------ LISTING
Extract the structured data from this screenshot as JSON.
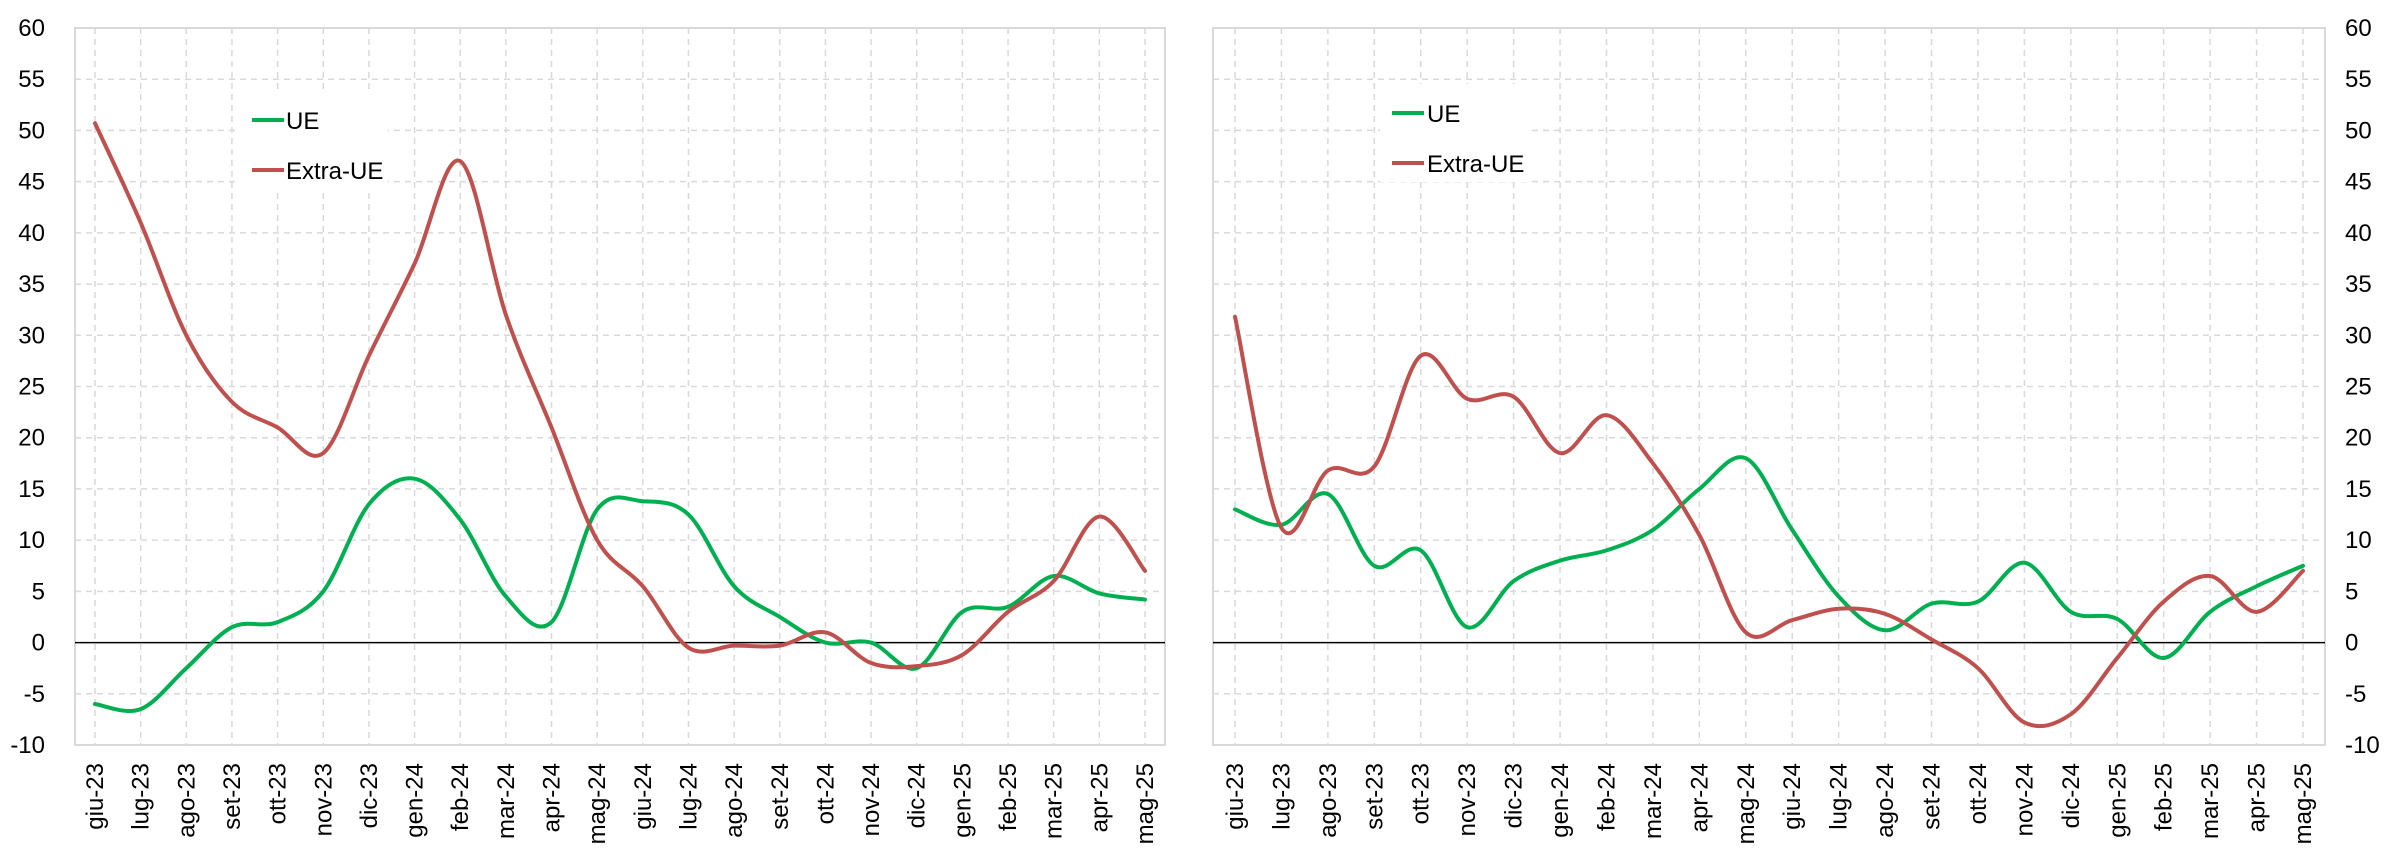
{
  "chart_data": [
    {
      "type": "line",
      "title": "",
      "xlabel": "",
      "ylabel": "",
      "ylim": [
        -10,
        60
      ],
      "yticks": [
        60,
        55,
        50,
        45,
        40,
        35,
        30,
        25,
        20,
        15,
        10,
        5,
        0,
        -5,
        -10
      ],
      "grid": true,
      "legend_position": "top-left",
      "categories": [
        "giu-23",
        "lug-23",
        "ago-23",
        "set-23",
        "ott-23",
        "nov-23",
        "dic-23",
        "gen-24",
        "feb-24",
        "mar-24",
        "apr-24",
        "mag-24",
        "giu-24",
        "lug-24",
        "ago-24",
        "set-24",
        "ott-24",
        "nov-24",
        "dic-24",
        "gen-25",
        "feb-25",
        "mar-25",
        "apr-25",
        "mag-25"
      ],
      "series": [
        {
          "name": "UE",
          "color": "#00b050",
          "values": [
            -6,
            -6.5,
            -2.5,
            1.5,
            2,
            5,
            13.5,
            16,
            12,
            4.5,
            2,
            13,
            13.8,
            12.5,
            5.5,
            2.5,
            0,
            0,
            -2.5,
            3,
            3.5,
            6.5,
            4.8,
            4.2
          ]
        },
        {
          "name": "Extra-UE",
          "color": "#c0504d",
          "values": [
            50.7,
            41,
            30,
            23.5,
            21,
            18.5,
            28,
            37,
            47,
            32,
            21,
            10,
            5.5,
            -0.5,
            -0.3,
            -0.3,
            1,
            -2,
            -2.3,
            -1.2,
            3,
            6,
            12.3,
            7
          ]
        }
      ]
    },
    {
      "type": "line",
      "title": "",
      "xlabel": "",
      "ylabel": "",
      "ylim": [
        -10,
        60
      ],
      "yticks": [
        60,
        55,
        50,
        45,
        40,
        35,
        30,
        25,
        20,
        15,
        10,
        5,
        0,
        -5,
        -10
      ],
      "grid": true,
      "legend_position": "top-left",
      "categories": [
        "giu-23",
        "lug-23",
        "ago-23",
        "set-23",
        "ott-23",
        "nov-23",
        "dic-23",
        "gen-24",
        "feb-24",
        "mar-24",
        "apr-24",
        "mag-24",
        "giu-24",
        "lug-24",
        "ago-24",
        "set-24",
        "ott-24",
        "nov-24",
        "dic-24",
        "gen-25",
        "feb-25",
        "mar-25",
        "apr-25",
        "mag-25"
      ],
      "series": [
        {
          "name": "UE",
          "color": "#00b050",
          "values": [
            13,
            11.5,
            14.5,
            7.5,
            9,
            1.5,
            6,
            8,
            9,
            11,
            15,
            18,
            11,
            4.5,
            1.2,
            3.8,
            4,
            7.8,
            3,
            2.3,
            -1.5,
            3,
            5.5,
            7.5
          ]
        },
        {
          "name": "Extra-UE",
          "color": "#c0504d",
          "values": [
            31.8,
            11.2,
            16.8,
            17.2,
            28,
            23.8,
            24,
            18.5,
            22.2,
            17.5,
            10.5,
            1,
            2.2,
            3.3,
            2.8,
            0.3,
            -2.5,
            -7.8,
            -7,
            -1.5,
            4,
            6.5,
            3,
            7
          ]
        }
      ]
    }
  ]
}
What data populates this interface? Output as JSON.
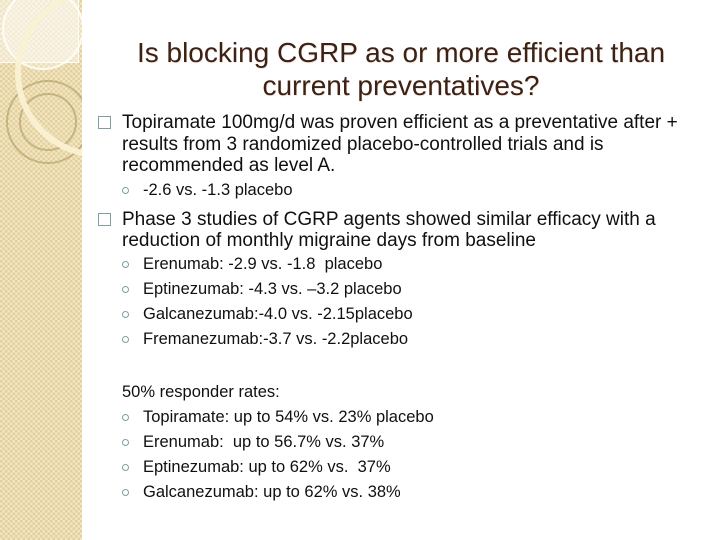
{
  "slide": {
    "title": {
      "lines": [
        "Is blocking CGRP as or more efficient than",
        "current preventatives?"
      ]
    },
    "bullets": [
      {
        "text": "Topiramate 100mg/d was proven efficient as a preventative after + results from 3 randomized placebo-controlled trials and is  recommended as level A.",
        "subs": [
          "-2.6 vs. -1.3 placebo"
        ]
      },
      {
        "text": "Phase 3 studies of CGRP agents showed similar efficacy with a reduction of monthly migraine days from baseline",
        "subs": [
          "Erenumab: -2.9 vs. -1.8  placebo",
          "Eptinezumab: -4.3 vs. –3.2 placebo",
          "Galcanezumab:-4.0 vs. -2.15placebo",
          "Fremanezumab:-3.7 vs. -2.2placebo"
        ]
      }
    ],
    "responder": {
      "heading": "50% responder rates:",
      "subs": [
        "Topiramate: up to 54% vs. 23% placebo",
        "Erenumab:  up to 56.7% vs. 37%",
        "Eptinezumab: up to 62% vs.  37%",
        "Galcanezumab: up to 62% vs. 38%"
      ]
    },
    "colors": {
      "title_text": "#3D2114",
      "body_text": "#101010",
      "bullet_marker": "#7C9FA2",
      "sidebar_check_light": "#F1E6C4",
      "sidebar_check_dark": "#E3D09C",
      "sidebar_arc_cream": "#FAF1D3",
      "background": "#FFFFFF"
    }
  }
}
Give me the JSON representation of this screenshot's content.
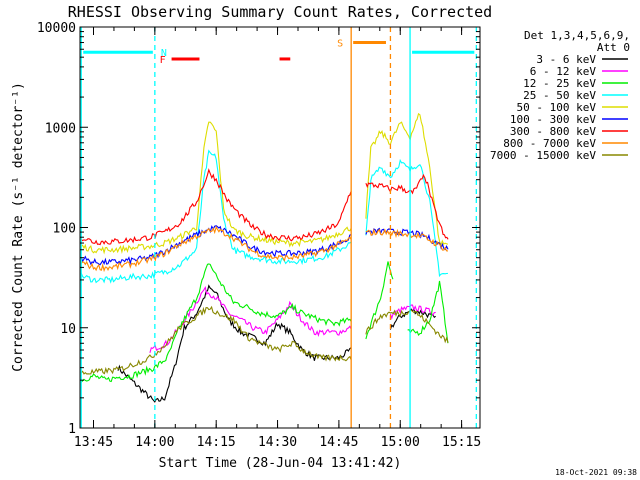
{
  "chart_data": {
    "type": "line",
    "title": "RHESSI Observing Summary Count Rates, Corrected",
    "xlabel": "Start Time (28-Jun-04 13:41:42)",
    "ylabel": "Corrected Count Rate (s⁻¹ detector⁻¹)",
    "yscale": "log",
    "ylim": [
      1,
      10000
    ],
    "xlim": [
      "13:41:42",
      "15:19:30"
    ],
    "x_ticks": [
      "13:45",
      "14:00",
      "14:15",
      "14:30",
      "14:45",
      "15:00",
      "15:15"
    ],
    "y_ticks": [
      "1",
      "10",
      "100",
      "1000",
      "10000"
    ],
    "legend": {
      "position": "right",
      "header": [
        "Det 1,3,4,5,6,9,",
        "Att 0"
      ],
      "entries": [
        {
          "label": "3 - 6 keV",
          "color": "#000000"
        },
        {
          "label": "6 - 12 keV",
          "color": "#ff00ff"
        },
        {
          "label": "12 - 25 keV",
          "color": "#00ee00"
        },
        {
          "label": "25 - 50 keV",
          "color": "#00ffff"
        },
        {
          "label": "50 - 100 keV",
          "color": "#dddd00"
        },
        {
          "label": "100 - 300 keV",
          "color": "#0000ff"
        },
        {
          "label": "300 - 800 keV",
          "color": "#ff0000"
        },
        {
          "label": "800 - 7000 keV",
          "color": "#ff8800"
        },
        {
          "label": "7000 - 15000 keV",
          "color": "#888800"
        }
      ]
    },
    "series": [
      {
        "name": "3 - 6 keV",
        "color": "#000000",
        "gaps": [
          [
            14.8,
            14.96
          ]
        ],
        "points": [
          [
            13.85,
            4
          ],
          [
            14.0,
            1.8
          ],
          [
            14.04,
            2
          ],
          [
            14.08,
            4
          ],
          [
            14.12,
            10
          ],
          [
            14.17,
            14
          ],
          [
            14.22,
            25
          ],
          [
            14.25,
            22
          ],
          [
            14.3,
            12
          ],
          [
            14.35,
            9
          ],
          [
            14.4,
            8
          ],
          [
            14.45,
            7
          ],
          [
            14.5,
            11
          ],
          [
            14.55,
            9
          ],
          [
            14.6,
            6
          ],
          [
            14.65,
            5
          ],
          [
            14.7,
            5
          ],
          [
            14.75,
            5
          ],
          [
            14.8,
            6
          ],
          [
            14.96,
            10
          ],
          [
            15.0,
            13
          ],
          [
            15.05,
            15
          ],
          [
            15.1,
            14
          ],
          [
            15.15,
            12
          ]
        ]
      },
      {
        "name": "6 - 12 keV",
        "color": "#ff00ff",
        "gaps": [
          [
            14.8,
            14.96
          ]
        ],
        "points": [
          [
            13.98,
            6
          ],
          [
            14.05,
            7
          ],
          [
            14.1,
            10
          ],
          [
            14.15,
            15
          ],
          [
            14.2,
            24
          ],
          [
            14.25,
            20
          ],
          [
            14.3,
            14
          ],
          [
            14.35,
            12
          ],
          [
            14.4,
            10
          ],
          [
            14.45,
            9
          ],
          [
            14.5,
            12
          ],
          [
            14.55,
            17
          ],
          [
            14.6,
            12
          ],
          [
            14.65,
            9
          ],
          [
            14.7,
            9
          ],
          [
            14.75,
            9
          ],
          [
            14.8,
            10
          ],
          [
            14.96,
            13
          ],
          [
            15.0,
            15
          ],
          [
            15.05,
            16
          ],
          [
            15.1,
            15
          ],
          [
            15.15,
            14
          ]
        ]
      },
      {
        "name": "12 - 25 keV",
        "color": "#00ee00",
        "gaps": [
          [
            14.8,
            14.86
          ],
          [
            14.97,
            15.03
          ]
        ],
        "points": [
          [
            13.7,
            3
          ],
          [
            13.75,
            3.3
          ],
          [
            13.8,
            3
          ],
          [
            13.85,
            3.2
          ],
          [
            13.9,
            3.3
          ],
          [
            14.0,
            4
          ],
          [
            14.05,
            5
          ],
          [
            14.1,
            10
          ],
          [
            14.17,
            20
          ],
          [
            14.22,
            45
          ],
          [
            14.26,
            30
          ],
          [
            14.32,
            18
          ],
          [
            14.38,
            16
          ],
          [
            14.43,
            14
          ],
          [
            14.5,
            13
          ],
          [
            14.56,
            16
          ],
          [
            14.6,
            14
          ],
          [
            14.67,
            12
          ],
          [
            14.73,
            11
          ],
          [
            14.8,
            12
          ],
          [
            14.86,
            8
          ],
          [
            14.92,
            20
          ],
          [
            14.95,
            45
          ],
          [
            14.97,
            30
          ],
          [
            15.03,
            9
          ],
          [
            15.08,
            9
          ],
          [
            15.12,
            12
          ],
          [
            15.16,
            28
          ],
          [
            15.2,
            6
          ]
        ]
      },
      {
        "name": "25 - 50 keV",
        "color": "#00ffff",
        "gaps": [
          [
            14.8,
            14.86
          ]
        ],
        "points": [
          [
            13.7,
            33
          ],
          [
            13.75,
            30
          ],
          [
            13.82,
            30
          ],
          [
            13.9,
            32
          ],
          [
            13.98,
            33
          ],
          [
            14.04,
            36
          ],
          [
            14.1,
            42
          ],
          [
            14.17,
            60
          ],
          [
            14.2,
            300
          ],
          [
            14.22,
            550
          ],
          [
            14.25,
            500
          ],
          [
            14.28,
            120
          ],
          [
            14.32,
            60
          ],
          [
            14.38,
            52
          ],
          [
            14.45,
            48
          ],
          [
            14.5,
            46
          ],
          [
            14.55,
            46
          ],
          [
            14.6,
            47
          ],
          [
            14.65,
            49
          ],
          [
            14.7,
            52
          ],
          [
            14.75,
            60
          ],
          [
            14.8,
            70
          ],
          [
            14.86,
            80
          ],
          [
            14.88,
            300
          ],
          [
            14.92,
            400
          ],
          [
            14.96,
            320
          ],
          [
            15.0,
            450
          ],
          [
            15.04,
            370
          ],
          [
            15.08,
            450
          ],
          [
            15.12,
            180
          ],
          [
            15.16,
            35
          ],
          [
            15.2,
            34
          ]
        ]
      },
      {
        "name": "50 - 100 keV",
        "color": "#dddd00",
        "gaps": [
          [
            14.8,
            14.86
          ]
        ],
        "points": [
          [
            13.7,
            65
          ],
          [
            13.75,
            60
          ],
          [
            13.82,
            60
          ],
          [
            13.9,
            62
          ],
          [
            13.98,
            65
          ],
          [
            14.04,
            70
          ],
          [
            14.1,
            80
          ],
          [
            14.17,
            100
          ],
          [
            14.2,
            600
          ],
          [
            14.22,
            1150
          ],
          [
            14.25,
            900
          ],
          [
            14.28,
            150
          ],
          [
            14.32,
            95
          ],
          [
            14.38,
            82
          ],
          [
            14.45,
            75
          ],
          [
            14.5,
            72
          ],
          [
            14.55,
            70
          ],
          [
            14.6,
            71
          ],
          [
            14.65,
            73
          ],
          [
            14.7,
            78
          ],
          [
            14.75,
            88
          ],
          [
            14.8,
            100
          ],
          [
            14.86,
            130
          ],
          [
            14.88,
            600
          ],
          [
            14.92,
            900
          ],
          [
            14.96,
            700
          ],
          [
            15.0,
            1100
          ],
          [
            15.04,
            800
          ],
          [
            15.08,
            1400
          ],
          [
            15.12,
            400
          ],
          [
            15.16,
            70
          ],
          [
            15.2,
            68
          ]
        ]
      },
      {
        "name": "100 - 300 keV",
        "color": "#0000ff",
        "gaps": [
          [
            14.8,
            14.86
          ]
        ],
        "points": [
          [
            13.7,
            50
          ],
          [
            13.75,
            45
          ],
          [
            13.82,
            45
          ],
          [
            13.9,
            47
          ],
          [
            13.98,
            50
          ],
          [
            14.04,
            58
          ],
          [
            14.1,
            70
          ],
          [
            14.17,
            85
          ],
          [
            14.22,
            95
          ],
          [
            14.25,
            100
          ],
          [
            14.3,
            90
          ],
          [
            14.35,
            75
          ],
          [
            14.4,
            62
          ],
          [
            14.45,
            57
          ],
          [
            14.5,
            55
          ],
          [
            14.55,
            55
          ],
          [
            14.6,
            56
          ],
          [
            14.65,
            58
          ],
          [
            14.7,
            62
          ],
          [
            14.75,
            70
          ],
          [
            14.8,
            80
          ],
          [
            14.86,
            90
          ],
          [
            14.92,
            92
          ],
          [
            15.0,
            90
          ],
          [
            15.05,
            88
          ],
          [
            15.1,
            82
          ],
          [
            15.15,
            70
          ],
          [
            15.2,
            60
          ]
        ]
      },
      {
        "name": "300 - 800 keV",
        "color": "#ff0000",
        "gaps": [
          [
            14.8,
            14.86
          ]
        ],
        "points": [
          [
            13.7,
            80
          ],
          [
            13.75,
            72
          ],
          [
            13.82,
            72
          ],
          [
            13.9,
            75
          ],
          [
            13.98,
            80
          ],
          [
            14.04,
            90
          ],
          [
            14.1,
            110
          ],
          [
            14.17,
            180
          ],
          [
            14.22,
            360
          ],
          [
            14.25,
            300
          ],
          [
            14.3,
            180
          ],
          [
            14.35,
            130
          ],
          [
            14.4,
            100
          ],
          [
            14.45,
            85
          ],
          [
            14.5,
            80
          ],
          [
            14.55,
            78
          ],
          [
            14.6,
            80
          ],
          [
            14.65,
            85
          ],
          [
            14.7,
            95
          ],
          [
            14.75,
            110
          ],
          [
            14.8,
            240
          ],
          [
            14.86,
            270
          ],
          [
            14.92,
            260
          ],
          [
            14.96,
            240
          ],
          [
            15.0,
            250
          ],
          [
            15.05,
            220
          ],
          [
            15.1,
            330
          ],
          [
            15.14,
            150
          ],
          [
            15.18,
            80
          ],
          [
            15.2,
            75
          ]
        ]
      },
      {
        "name": "800 - 7000 keV",
        "color": "#ff8800",
        "gaps": [
          [
            14.8,
            14.86
          ]
        ],
        "points": [
          [
            13.7,
            45
          ],
          [
            13.75,
            40
          ],
          [
            13.82,
            40
          ],
          [
            13.9,
            43
          ],
          [
            13.98,
            48
          ],
          [
            14.04,
            55
          ],
          [
            14.1,
            68
          ],
          [
            14.17,
            82
          ],
          [
            14.22,
            92
          ],
          [
            14.25,
            95
          ],
          [
            14.3,
            85
          ],
          [
            14.35,
            70
          ],
          [
            14.4,
            58
          ],
          [
            14.45,
            52
          ],
          [
            14.5,
            50
          ],
          [
            14.55,
            50
          ],
          [
            14.6,
            52
          ],
          [
            14.65,
            55
          ],
          [
            14.7,
            60
          ],
          [
            14.75,
            68
          ],
          [
            14.8,
            78
          ],
          [
            14.86,
            88
          ],
          [
            14.92,
            90
          ],
          [
            15.0,
            87
          ],
          [
            15.05,
            85
          ],
          [
            15.1,
            80
          ],
          [
            15.15,
            68
          ],
          [
            15.2,
            58
          ]
        ]
      },
      {
        "name": "7000 - 15000 keV",
        "color": "#888800",
        "gaps": [
          [
            14.8,
            14.86
          ]
        ],
        "points": [
          [
            13.7,
            3.5
          ],
          [
            13.75,
            3.6
          ],
          [
            13.8,
            3.7
          ],
          [
            13.85,
            3.8
          ],
          [
            13.9,
            4.2
          ],
          [
            13.98,
            5
          ],
          [
            14.05,
            7
          ],
          [
            14.1,
            10
          ],
          [
            14.17,
            13
          ],
          [
            14.22,
            16
          ],
          [
            14.26,
            14
          ],
          [
            14.32,
            12
          ],
          [
            14.38,
            8
          ],
          [
            14.43,
            7
          ],
          [
            14.5,
            6
          ],
          [
            14.56,
            7
          ],
          [
            14.6,
            6
          ],
          [
            14.67,
            5
          ],
          [
            14.73,
            5
          ],
          [
            14.8,
            5
          ],
          [
            14.86,
            9
          ],
          [
            14.92,
            13
          ],
          [
            14.96,
            14
          ],
          [
            15.0,
            14
          ],
          [
            15.05,
            15
          ],
          [
            15.1,
            12
          ],
          [
            15.15,
            9
          ],
          [
            15.2,
            7
          ]
        ]
      }
    ],
    "annotations": [
      {
        "type": "bar",
        "label": "N",
        "color": "#00ffff",
        "y": 5600,
        "segments": [
          [
            13.7,
            14.0
          ],
          [
            15.04,
            15.31
          ]
        ]
      },
      {
        "type": "bar",
        "label": "F",
        "color": "#ff0000",
        "y": 4800,
        "segments": [
          [
            14.06,
            14.19
          ],
          [
            14.5,
            14.56
          ]
        ]
      },
      {
        "type": "bar",
        "label": "S",
        "color": "#ff8800",
        "y": 7000,
        "segments": [
          [
            14.8,
            14.95
          ]
        ]
      },
      {
        "type": "vline",
        "color": "#00ffff",
        "style": "solid",
        "x": 13.7
      },
      {
        "type": "vline",
        "color": "#00ffff",
        "style": "dashed",
        "x": 14.0
      },
      {
        "type": "vline",
        "color": "#00ffff",
        "style": "solid",
        "x": 15.04
      },
      {
        "type": "vline",
        "color": "#00ffff",
        "style": "dashed",
        "x": 15.31
      },
      {
        "type": "vline",
        "color": "#ff8800",
        "style": "solid",
        "x": 14.8
      },
      {
        "type": "vline",
        "color": "#ff8800",
        "style": "dashed",
        "x": 14.96
      }
    ],
    "timestamp": "18-Oct-2021 09:38",
    "grid": false
  }
}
------------
### [TASK OBJECTIVE]
Look through the records and gather each line with the word "CGRP".

### [CORRECT RESPONSE]
        "Is blocking CGRP as or more efficient than",
        "text": "Phase 3 studies of CGRP agents showed similar efficacy with a reduction of monthly migraine days from baseline",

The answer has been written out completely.